(Records contained in a dataset)
══════════════════════════════

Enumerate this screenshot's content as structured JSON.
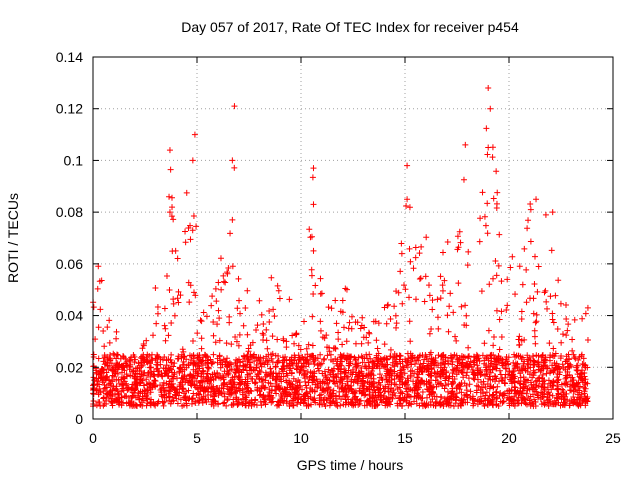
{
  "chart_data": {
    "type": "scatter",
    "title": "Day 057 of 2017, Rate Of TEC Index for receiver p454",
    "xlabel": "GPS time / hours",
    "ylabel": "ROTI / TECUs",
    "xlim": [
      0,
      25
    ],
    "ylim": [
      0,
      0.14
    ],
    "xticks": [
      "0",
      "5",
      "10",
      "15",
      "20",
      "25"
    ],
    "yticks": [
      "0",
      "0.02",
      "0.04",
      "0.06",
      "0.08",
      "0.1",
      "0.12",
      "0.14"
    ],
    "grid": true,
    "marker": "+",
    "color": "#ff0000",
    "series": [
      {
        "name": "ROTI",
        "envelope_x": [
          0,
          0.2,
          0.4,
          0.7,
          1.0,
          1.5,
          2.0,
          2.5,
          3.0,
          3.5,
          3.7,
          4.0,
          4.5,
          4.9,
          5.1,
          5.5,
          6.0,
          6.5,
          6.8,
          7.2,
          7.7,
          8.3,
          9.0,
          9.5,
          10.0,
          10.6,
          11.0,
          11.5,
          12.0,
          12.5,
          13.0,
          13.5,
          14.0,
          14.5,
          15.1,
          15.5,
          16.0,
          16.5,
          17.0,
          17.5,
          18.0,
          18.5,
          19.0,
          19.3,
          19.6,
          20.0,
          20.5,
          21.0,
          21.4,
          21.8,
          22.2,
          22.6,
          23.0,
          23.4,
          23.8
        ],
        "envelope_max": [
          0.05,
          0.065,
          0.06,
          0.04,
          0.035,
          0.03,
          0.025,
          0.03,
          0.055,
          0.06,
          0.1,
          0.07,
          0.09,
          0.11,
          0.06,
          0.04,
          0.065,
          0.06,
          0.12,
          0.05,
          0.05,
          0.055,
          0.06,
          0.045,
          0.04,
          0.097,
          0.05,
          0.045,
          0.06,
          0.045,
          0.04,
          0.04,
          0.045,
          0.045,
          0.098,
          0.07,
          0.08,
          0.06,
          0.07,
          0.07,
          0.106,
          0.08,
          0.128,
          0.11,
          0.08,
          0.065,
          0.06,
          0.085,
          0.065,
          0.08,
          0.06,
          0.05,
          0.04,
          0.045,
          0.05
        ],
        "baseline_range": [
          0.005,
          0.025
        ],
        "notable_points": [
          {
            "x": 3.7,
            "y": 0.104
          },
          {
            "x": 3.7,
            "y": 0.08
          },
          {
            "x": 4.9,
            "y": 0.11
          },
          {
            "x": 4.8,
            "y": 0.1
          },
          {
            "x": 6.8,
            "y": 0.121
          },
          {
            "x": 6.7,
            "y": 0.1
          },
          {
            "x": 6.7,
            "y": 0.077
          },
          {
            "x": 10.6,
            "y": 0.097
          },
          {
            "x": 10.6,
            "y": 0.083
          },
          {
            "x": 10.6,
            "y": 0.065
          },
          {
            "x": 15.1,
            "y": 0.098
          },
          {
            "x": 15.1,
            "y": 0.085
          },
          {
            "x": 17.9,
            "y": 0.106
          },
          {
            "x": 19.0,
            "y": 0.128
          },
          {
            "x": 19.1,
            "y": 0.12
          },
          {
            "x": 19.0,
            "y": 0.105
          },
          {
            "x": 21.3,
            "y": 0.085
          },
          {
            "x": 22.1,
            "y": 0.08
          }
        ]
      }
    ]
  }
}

══════════════════════════════

TASK TO CARRY OUT
Without the pictures, reproduce every line of the records above exactly.

SOLUTION TO THIS PROBLEM
Enumerate this screenshot's content as structured JSON.
{
  "chart_data": {
    "type": "scatter",
    "title": "Day 057 of 2017, Rate Of TEC Index for receiver p454",
    "xlabel": "GPS time / hours",
    "ylabel": "ROTI / TECUs",
    "xlim": [
      0,
      25
    ],
    "ylim": [
      0,
      0.14
    ],
    "xticks": [
      "0",
      "5",
      "10",
      "15",
      "20",
      "25"
    ],
    "yticks": [
      "0",
      "0.02",
      "0.04",
      "0.06",
      "0.08",
      "0.1",
      "0.12",
      "0.14"
    ],
    "grid": true,
    "marker": "+",
    "color": "#ff0000",
    "series": [
      {
        "name": "ROTI",
        "envelope_x": [
          0,
          0.2,
          0.4,
          0.7,
          1.0,
          1.5,
          2.0,
          2.5,
          3.0,
          3.5,
          3.7,
          4.0,
          4.5,
          4.9,
          5.1,
          5.5,
          6.0,
          6.5,
          6.8,
          7.2,
          7.7,
          8.3,
          9.0,
          9.5,
          10.0,
          10.6,
          11.0,
          11.5,
          12.0,
          12.5,
          13.0,
          13.5,
          14.0,
          14.5,
          15.1,
          15.5,
          16.0,
          16.5,
          17.0,
          17.5,
          18.0,
          18.5,
          19.0,
          19.3,
          19.6,
          20.0,
          20.5,
          21.0,
          21.4,
          21.8,
          22.2,
          22.6,
          23.0,
          23.4,
          23.8
        ],
        "envelope_max": [
          0.05,
          0.065,
          0.06,
          0.04,
          0.035,
          0.03,
          0.025,
          0.03,
          0.055,
          0.06,
          0.1,
          0.07,
          0.09,
          0.11,
          0.06,
          0.04,
          0.065,
          0.06,
          0.12,
          0.05,
          0.05,
          0.055,
          0.06,
          0.045,
          0.04,
          0.097,
          0.05,
          0.045,
          0.06,
          0.045,
          0.04,
          0.04,
          0.045,
          0.045,
          0.098,
          0.07,
          0.08,
          0.06,
          0.07,
          0.07,
          0.106,
          0.08,
          0.128,
          0.11,
          0.08,
          0.065,
          0.06,
          0.085,
          0.065,
          0.08,
          0.06,
          0.05,
          0.04,
          0.045,
          0.05
        ],
        "baseline_range": [
          0.005,
          0.025
        ],
        "notable_points": [
          {
            "x": 3.7,
            "y": 0.104
          },
          {
            "x": 3.7,
            "y": 0.08
          },
          {
            "x": 4.9,
            "y": 0.11
          },
          {
            "x": 4.8,
            "y": 0.1
          },
          {
            "x": 6.8,
            "y": 0.121
          },
          {
            "x": 6.7,
            "y": 0.1
          },
          {
            "x": 6.7,
            "y": 0.077
          },
          {
            "x": 10.6,
            "y": 0.097
          },
          {
            "x": 10.6,
            "y": 0.083
          },
          {
            "x": 10.6,
            "y": 0.065
          },
          {
            "x": 15.1,
            "y": 0.098
          },
          {
            "x": 15.1,
            "y": 0.085
          },
          {
            "x": 17.9,
            "y": 0.106
          },
          {
            "x": 19.0,
            "y": 0.128
          },
          {
            "x": 19.1,
            "y": 0.12
          },
          {
            "x": 19.0,
            "y": 0.105
          },
          {
            "x": 21.3,
            "y": 0.085
          },
          {
            "x": 22.1,
            "y": 0.08
          }
        ]
      }
    ]
  }
}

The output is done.